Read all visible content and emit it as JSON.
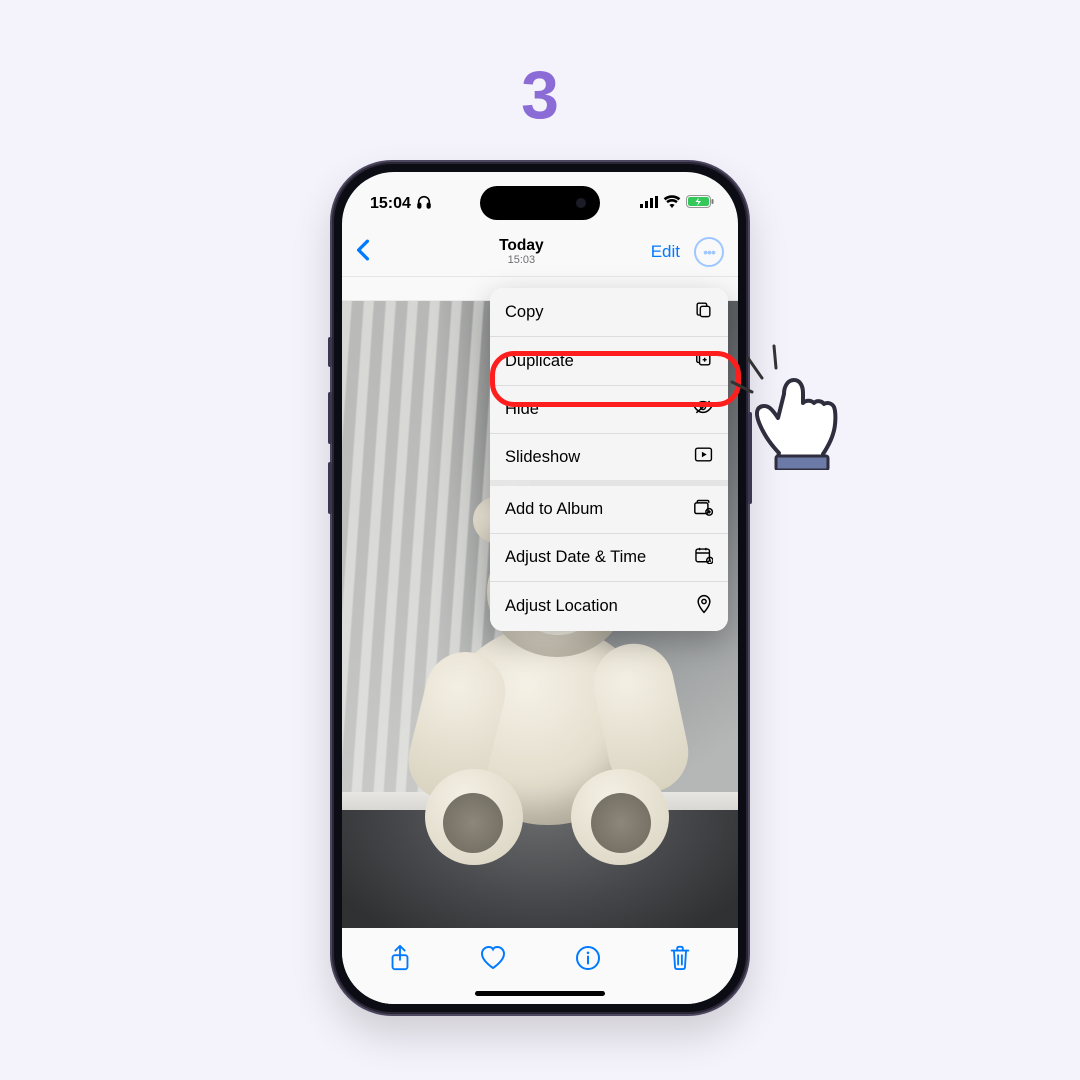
{
  "step": "3",
  "status": {
    "time": "15:04",
    "headphones": true,
    "battery_charging": true
  },
  "nav": {
    "title": "Today",
    "subtitle": "15:03",
    "edit": "Edit"
  },
  "menu": {
    "items": [
      {
        "label": "Copy",
        "icon": "copy-icon",
        "highlighted": false
      },
      {
        "label": "Duplicate",
        "icon": "duplicate-icon",
        "highlighted": false
      },
      {
        "label": "Hide",
        "icon": "eye-off-icon",
        "highlighted": true
      },
      {
        "label": "Slideshow",
        "icon": "play-rect-icon",
        "highlighted": false
      },
      {
        "label": "Add to Album",
        "icon": "album-add-icon",
        "highlighted": false
      },
      {
        "label": "Adjust Date & Time",
        "icon": "calendar-icon",
        "highlighted": false
      },
      {
        "label": "Adjust Location",
        "icon": "location-pin-icon",
        "highlighted": false
      }
    ],
    "gaps_after": [
      3
    ]
  },
  "toolbar": {
    "items": [
      "share-icon",
      "heart-icon",
      "info-icon",
      "trash-icon"
    ]
  },
  "photo_subject": "Plush teddy bear sitting on a window sill beside a curtain",
  "colors": {
    "accent": "#007aff",
    "step": "#8b6bd6",
    "highlight": "#ff1e1e"
  }
}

★ ★ ★ ★ ★ ★ ★

- Direction:
Every entry must be reproduced exactly, with the images left out.

- Answer in full:
Read all visible content and emit it as JSON.
{
  "step": "3",
  "status": {
    "time": "15:04",
    "headphones": true,
    "battery_charging": true
  },
  "nav": {
    "title": "Today",
    "subtitle": "15:03",
    "edit": "Edit"
  },
  "menu": {
    "items": [
      {
        "label": "Copy",
        "icon": "copy-icon",
        "highlighted": false
      },
      {
        "label": "Duplicate",
        "icon": "duplicate-icon",
        "highlighted": false
      },
      {
        "label": "Hide",
        "icon": "eye-off-icon",
        "highlighted": true
      },
      {
        "label": "Slideshow",
        "icon": "play-rect-icon",
        "highlighted": false
      },
      {
        "label": "Add to Album",
        "icon": "album-add-icon",
        "highlighted": false
      },
      {
        "label": "Adjust Date & Time",
        "icon": "calendar-icon",
        "highlighted": false
      },
      {
        "label": "Adjust Location",
        "icon": "location-pin-icon",
        "highlighted": false
      }
    ],
    "gaps_after": [
      3
    ]
  },
  "toolbar": {
    "items": [
      "share-icon",
      "heart-icon",
      "info-icon",
      "trash-icon"
    ]
  },
  "photo_subject": "Plush teddy bear sitting on a window sill beside a curtain",
  "colors": {
    "accent": "#007aff",
    "step": "#8b6bd6",
    "highlight": "#ff1e1e"
  }
}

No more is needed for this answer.